Exercise task:
Go through the listing and copy every line word for word.

[Start Supplied data]

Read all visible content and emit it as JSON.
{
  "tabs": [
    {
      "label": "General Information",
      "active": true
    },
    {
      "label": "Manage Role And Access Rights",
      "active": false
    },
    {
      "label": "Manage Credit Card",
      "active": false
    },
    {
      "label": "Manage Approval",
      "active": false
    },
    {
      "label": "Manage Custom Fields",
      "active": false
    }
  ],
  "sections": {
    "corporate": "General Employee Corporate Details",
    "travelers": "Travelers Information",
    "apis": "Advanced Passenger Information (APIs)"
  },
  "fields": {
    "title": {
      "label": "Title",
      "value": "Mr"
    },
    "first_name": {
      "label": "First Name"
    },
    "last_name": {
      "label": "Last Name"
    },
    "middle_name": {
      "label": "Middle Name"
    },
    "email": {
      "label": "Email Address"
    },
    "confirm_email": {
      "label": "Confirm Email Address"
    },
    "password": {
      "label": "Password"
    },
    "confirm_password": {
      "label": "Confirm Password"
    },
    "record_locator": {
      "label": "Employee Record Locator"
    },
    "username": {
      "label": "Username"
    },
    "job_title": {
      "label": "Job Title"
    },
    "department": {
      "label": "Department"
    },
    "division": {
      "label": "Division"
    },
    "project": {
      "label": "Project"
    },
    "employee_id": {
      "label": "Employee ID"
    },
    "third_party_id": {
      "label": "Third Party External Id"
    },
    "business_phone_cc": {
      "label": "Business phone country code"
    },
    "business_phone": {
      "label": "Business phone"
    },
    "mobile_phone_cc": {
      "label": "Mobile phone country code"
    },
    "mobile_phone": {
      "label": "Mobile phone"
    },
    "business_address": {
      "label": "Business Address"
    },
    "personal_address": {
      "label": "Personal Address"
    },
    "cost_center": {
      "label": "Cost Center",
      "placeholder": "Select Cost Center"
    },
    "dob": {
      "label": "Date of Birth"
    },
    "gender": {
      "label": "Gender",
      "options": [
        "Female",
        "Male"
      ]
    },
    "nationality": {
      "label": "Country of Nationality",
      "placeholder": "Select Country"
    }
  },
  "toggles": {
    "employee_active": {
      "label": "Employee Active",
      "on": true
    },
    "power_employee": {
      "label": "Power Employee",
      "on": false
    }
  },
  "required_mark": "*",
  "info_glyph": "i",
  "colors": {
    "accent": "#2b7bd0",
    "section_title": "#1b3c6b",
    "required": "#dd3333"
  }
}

[End Supplied data]

Solution below:
Read all visible content and emit it as JSON.
{
  "tabs": [
    {
      "label": "General Information",
      "active": true
    },
    {
      "label": "Manage Role And Access Rights",
      "active": false
    },
    {
      "label": "Manage Credit Card",
      "active": false
    },
    {
      "label": "Manage Approval",
      "active": false
    },
    {
      "label": "Manage Custom Fields",
      "active": false
    }
  ],
  "sections": {
    "corporate": "General Employee Corporate Details",
    "travelers": "Travelers Information",
    "apis": "Advanced Passenger Information (APIs)"
  },
  "fields": {
    "title": {
      "label": "Title",
      "value": "Mr"
    },
    "first_name": {
      "label": "First Name"
    },
    "last_name": {
      "label": "Last Name"
    },
    "middle_name": {
      "label": "Middle Name"
    },
    "email": {
      "label": "Email Address"
    },
    "confirm_email": {
      "label": "Confirm Email Address"
    },
    "password": {
      "label": "Password"
    },
    "confirm_password": {
      "label": "Confirm Password"
    },
    "record_locator": {
      "label": "Employee Record Locator"
    },
    "username": {
      "label": "Username"
    },
    "job_title": {
      "label": "Job Title"
    },
    "department": {
      "label": "Department"
    },
    "division": {
      "label": "Division"
    },
    "project": {
      "label": "Project"
    },
    "employee_id": {
      "label": "Employee ID"
    },
    "third_party_id": {
      "label": "Third Party External Id"
    },
    "business_phone_cc": {
      "label": "Business phone country code"
    },
    "business_phone": {
      "label": "Business phone"
    },
    "mobile_phone_cc": {
      "label": "Mobile phone country code"
    },
    "mobile_phone": {
      "label": "Mobile phone"
    },
    "business_address": {
      "label": "Business Address"
    },
    "personal_address": {
      "label": "Personal Address"
    },
    "cost_center": {
      "label": "Cost Center",
      "placeholder": "Select Cost Center"
    },
    "dob": {
      "label": "Date of Birth"
    },
    "gender": {
      "label": "Gender",
      "options": [
        "Female",
        "Male"
      ]
    },
    "nationality": {
      "label": "Country of Nationality",
      "placeholder": "Select Country"
    }
  },
  "toggles": {
    "employee_active": {
      "label": "Employee Active",
      "on": true
    },
    "power_employee": {
      "label": "Power Employee",
      "on": false
    }
  },
  "required_mark": "*",
  "info_glyph": "i",
  "colors": {
    "accent": "#2b7bd0",
    "section_title": "#1b3c6b",
    "required": "#dd3333"
  }
}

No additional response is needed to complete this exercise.